● **Task directions**
Write out the material exactly, leaving every picture behind.

● **Provided entries**
::::::::

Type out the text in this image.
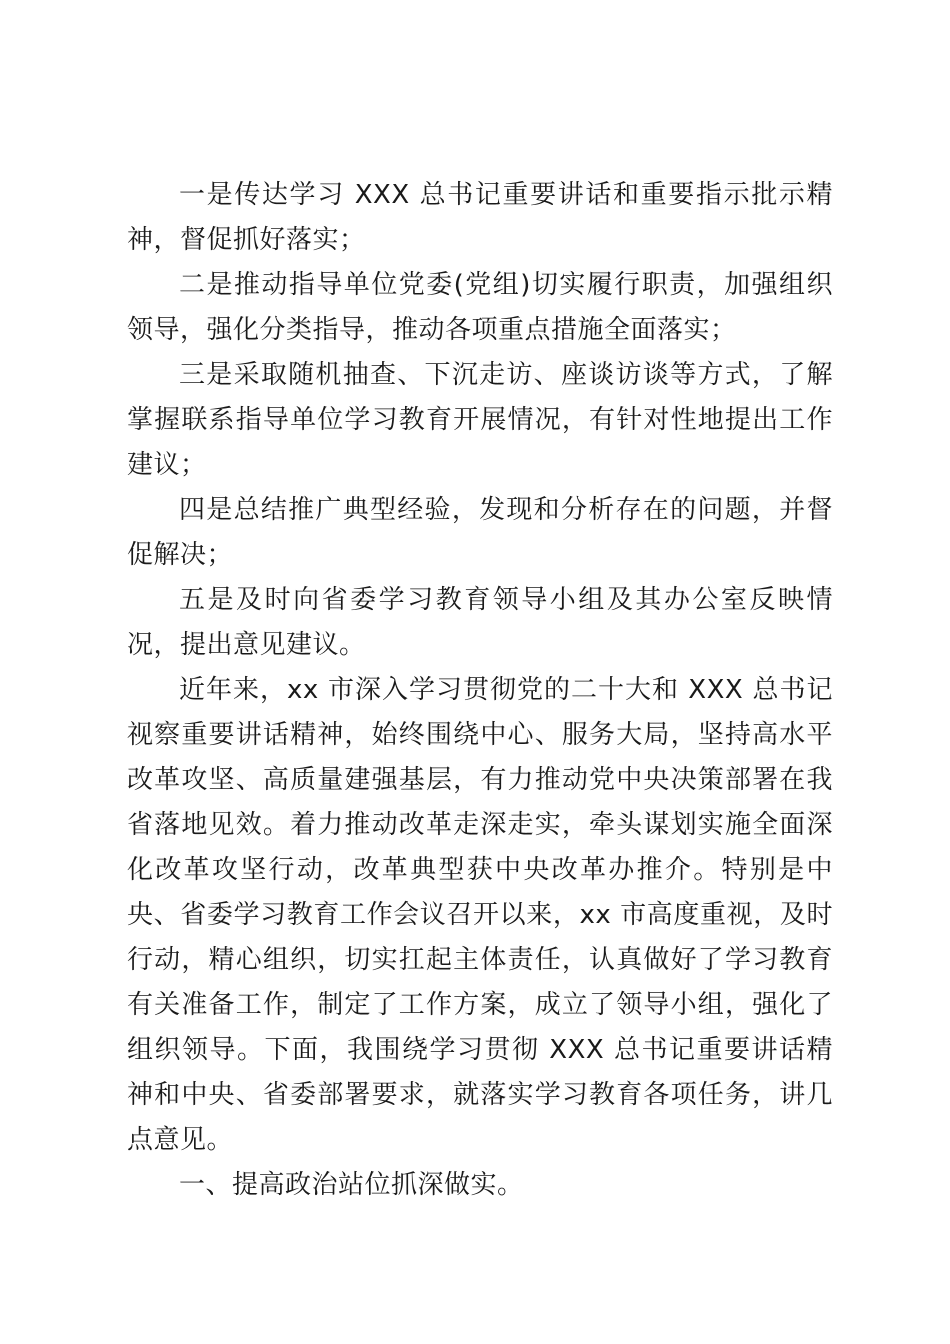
一是传达学习 XXX 总书记重要讲话和重要指示批示精神，督促抓好落实；

二是推动指导单位党委(党组)切实履行职责，加强组织领导，强化分类指导，推动各项重点措施全面落实；

三是采取随机抽查、下沉走访、座谈访谈等方式，了解掌握联系指导单位学习教育开展情况，有针对性地提出工作建议；

四是总结推广典型经验，发现和分析存在的问题，并督促解决；

五是及时向省委学习教育领导小组及其办公室反映情况，提出意见建议。

近年来，xx 市深入学习贯彻党的二十大和 XXX 总书记视察重要讲话精神，始终围绕中心、服务大局，坚持高水平改革攻坚、高质量建强基层，有力推动党中央决策部署在我省落地见效。着力推动改革走深走实，牵头谋划实施全面深化改革攻坚行动，改革典型获中央改革办推介。特别是中央、省委学习教育工作会议召开以来，xx 市高度重视，及时行动，精心组织，切实扛起主体责任，认真做好了学习教育有关准备工作，制定了工作方案，成立了领导小组，强化了组织领导。下面，我围绕学习贯彻 XXX 总书记重要讲话精神和中央、省委部署要求，就落实学习教育各项任务，讲几点意见。

一、提高政治站位抓深做实。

::::::::

● **Written solution**
Type out the text in this image.
一是传达学习 XXX 总书记重要讲话和重要指示批示精神，督促抓好落实；

二是推动指导单位党委(党组)切实履行职责，加强组织领导，强化分类指导，推动各项重点措施全面落实；

三是采取随机抽查、下沉走访、座谈访谈等方式，了解掌握联系指导单位学习教育开展情况，有针对性地提出工作建议；

四是总结推广典型经验，发现和分析存在的问题，并督促解决；

五是及时向省委学习教育领导小组及其办公室反映情况，提出意见建议。

近年来，xx 市深入学习贯彻党的二十大和 XXX 总书记视察重要讲话精神，始终围绕中心、服务大局，坚持高水平改革攻坚、高质量建强基层，有力推动党中央决策部署在我省落地见效。着力推动改革走深走实，牵头谋划实施全面深化改革攻坚行动，改革典型获中央改革办推介。特别是中央、省委学习教育工作会议召开以来，xx 市高度重视，及时行动，精心组织，切实扛起主体责任，认真做好了学习教育有关准备工作，制定了工作方案，成立了领导小组，强化了组织领导。下面，我围绕学习贯彻 XXX 总书记重要讲话精神和中央、省委部署要求，就落实学习教育各项任务，讲几点意见。

一、提高政治站位抓深做实。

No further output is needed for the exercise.